* **WORK TO BE COMPLETED**:
Each entry below should be returned exactly as is, with the pictures removed.

[Stored entries]

⁂

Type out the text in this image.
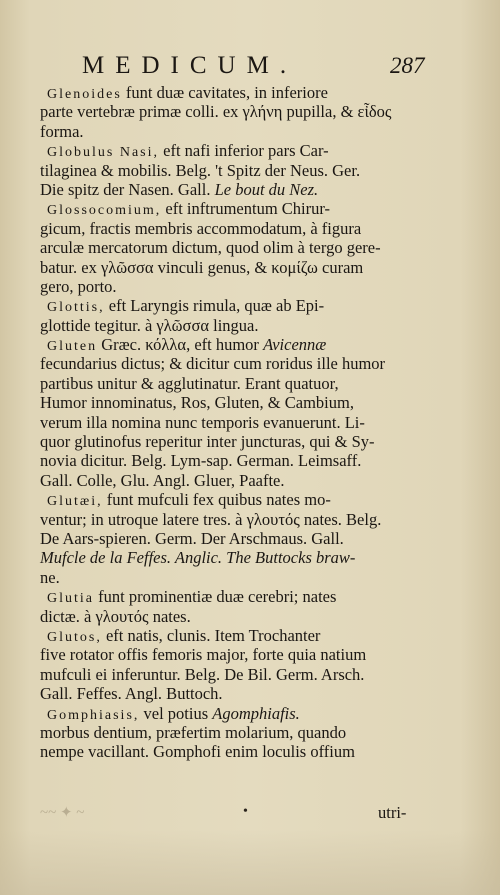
MEDICUM.	287
Glenoides funt duæ cavitates, in inferiore
parte vertebræ primæ colli. ex γλήνη pupilla, & εἶδος
forma.
Globulus Nasi, eft nafi inferior pars Car-
tilaginea & mobilis. Belg. 't Spitz der Neus. Ger.
Die spitz der Nasen. Gall. Le bout du Nez.
Glossocomium, eft inftrumentum Chirur-
gicum, fractis membris accommodatum, à figura
arculæ mercatorum dictum, quod olim à tergo gere-
batur. ex γλῶσσα vinculi genus, & κομίζω curam
gero, porto.
Glottis, eft Laryngis rimula, quæ ab Epi-
glottide tegitur. à γλῶσσα lingua.
Gluten Græc. κόλλα, eft humor Avicennæ
fecundarius dictus; & dicitur cum roridus ille humor
partibus unitur & agglutinatur. Erant quatuor,
Humor innominatus, Ros, Gluten, & Cambium,
verum illa nomina nunc temporis evanuerunt. Li-
quor glutinofus reperitur inter juncturas, qui & Sy-
novia dicitur. Belg. Lym-sap. German. Leimsaff.
Gall. Colle, Glu. Angl. Gluer, Paafte.
Glutæi, funt mufculi fex quibus nates mo-
ventur; in utroque latere tres. à γλουτός nates. Belg.
De Aars-spieren. Germ. Der Arschmaus. Gall.
Mufcle de la Feffes. Anglic. The Buttocks braw-
ne.
Glutia funt prominentiæ duæ cerebri; nates
dictæ. à γλουτός nates.
Glutos, eft natis, clunis. Item Trochanter
five rotator offis femoris major, forte quia natium
mufculi ei inferuntur. Belg. De Bil. Germ. Arsch.
Gall. Feffes. Angl. Buttoch.
Gomphiasis, vel potius Agomphiafis.
morbus dentium, præfertim molarium, quando
nempe vacillant. Gomphofi enim loculis offium
~~ ✦ ~	•	utri-
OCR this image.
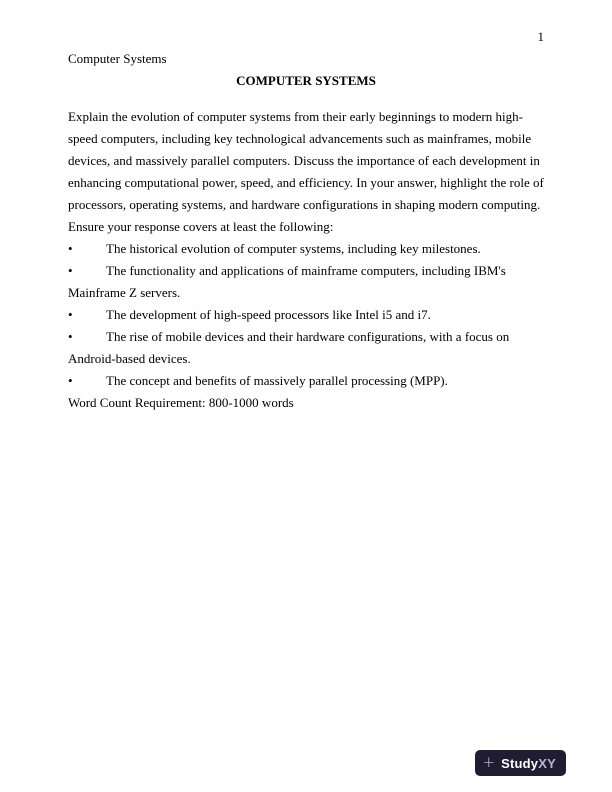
1
Computer Systems
COMPUTER SYSTEMS

Explain the evolution of computer systems from their early beginnings to modern high-speed computers, including key technological advancements such as mainframes, mobile devices, and massively parallel computers. Discuss the importance of each development in enhancing computational power, speed, and efficiency. In your answer, highlight the role of processors, operating systems, and hardware configurations in shaping modern computing. Ensure your response covers at least the following:

•	The historical evolution of computer systems, including key milestones.
•	The functionality and applications of mainframe computers, including IBM's Mainframe Z servers.
•	The development of high-speed processors like Intel i5 and i7.
•	The rise of mobile devices and their hardware configurations, with a focus on Android-based devices.
•	The concept and benefits of massively parallel processing (MPP).

Word Count Requirement: 800-1000 words

+ StudyXY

⁂

* **TASK ANSWER**:
Type out the text in this image.
MEDICUM.	287
Glenoides funt duæ cavitates, in inferiore
parte vertebræ primæ colli. ex γλήνη pupilla, & εἶδος
forma.
Globulus Nasi, eft nafi inferior pars Car-
tilaginea & mobilis. Belg. 't Spitz der Neus. Ger.
Die spitz der Nasen. Gall. Le bout du Nez.
Glossocomium, eft inftrumentum Chirur-
gicum, fractis membris accommodatum, à figura
arculæ mercatorum dictum, quod olim à tergo gere-
batur. ex γλῶσσα vinculi genus, & κομίζω curam
gero, porto.
Glottis, eft Laryngis rimula, quæ ab Epi-
glottide tegitur. à γλῶσσα lingua.
Gluten Græc. κόλλα, eft humor Avicennæ
fecundarius dictus; & dicitur cum roridus ille humor
partibus unitur & agglutinatur. Erant quatuor,
Humor innominatus, Ros, Gluten, & Cambium,
verum illa nomina nunc temporis evanuerunt. Li-
quor glutinofus reperitur inter juncturas, qui & Sy-
novia dicitur. Belg. Lym-sap. German. Leimsaff.
Gall. Colle, Glu. Angl. Gluer, Paafte.
Glutæi, funt mufculi fex quibus nates mo-
ventur; in utroque latere tres. à γλουτός nates. Belg.
De Aars-spieren. Germ. Der Arschmaus. Gall.
Mufcle de la Feffes. Anglic. The Buttocks braw-
ne.
Glutia funt prominentiæ duæ cerebri; nates
dictæ. à γλουτός nates.
Glutos, eft natis, clunis. Item Trochanter
five rotator offis femoris major, forte quia natium
mufculi ei inferuntur. Belg. De Bil. Germ. Arsch.
Gall. Feffes. Angl. Buttoch.
Gomphiasis, vel potius Agomphiafis.
morbus dentium, præfertim molarium, quando
nempe vacillant. Gomphofi enim loculis offium
~~ ✦ ~	•	utri-
OCR this image.
1
Computer Systems
COMPUTER SYSTEMS

Explain the evolution of computer systems from their early beginnings to modern high-speed computers, including key technological advancements such as mainframes, mobile devices, and massively parallel computers. Discuss the importance of each development in enhancing computational power, speed, and efficiency. In your answer, highlight the role of processors, operating systems, and hardware configurations in shaping modern computing. Ensure your response covers at least the following:

•	The historical evolution of computer systems, including key milestones.
•	The functionality and applications of mainframe computers, including IBM's Mainframe Z servers.
•	The development of high-speed processors like Intel i5 and i7.
•	The rise of mobile devices and their hardware configurations, with a focus on Android-based devices.
•	The concept and benefits of massively parallel processing (MPP).

Word Count Requirement: 800-1000 words

+ StudyXY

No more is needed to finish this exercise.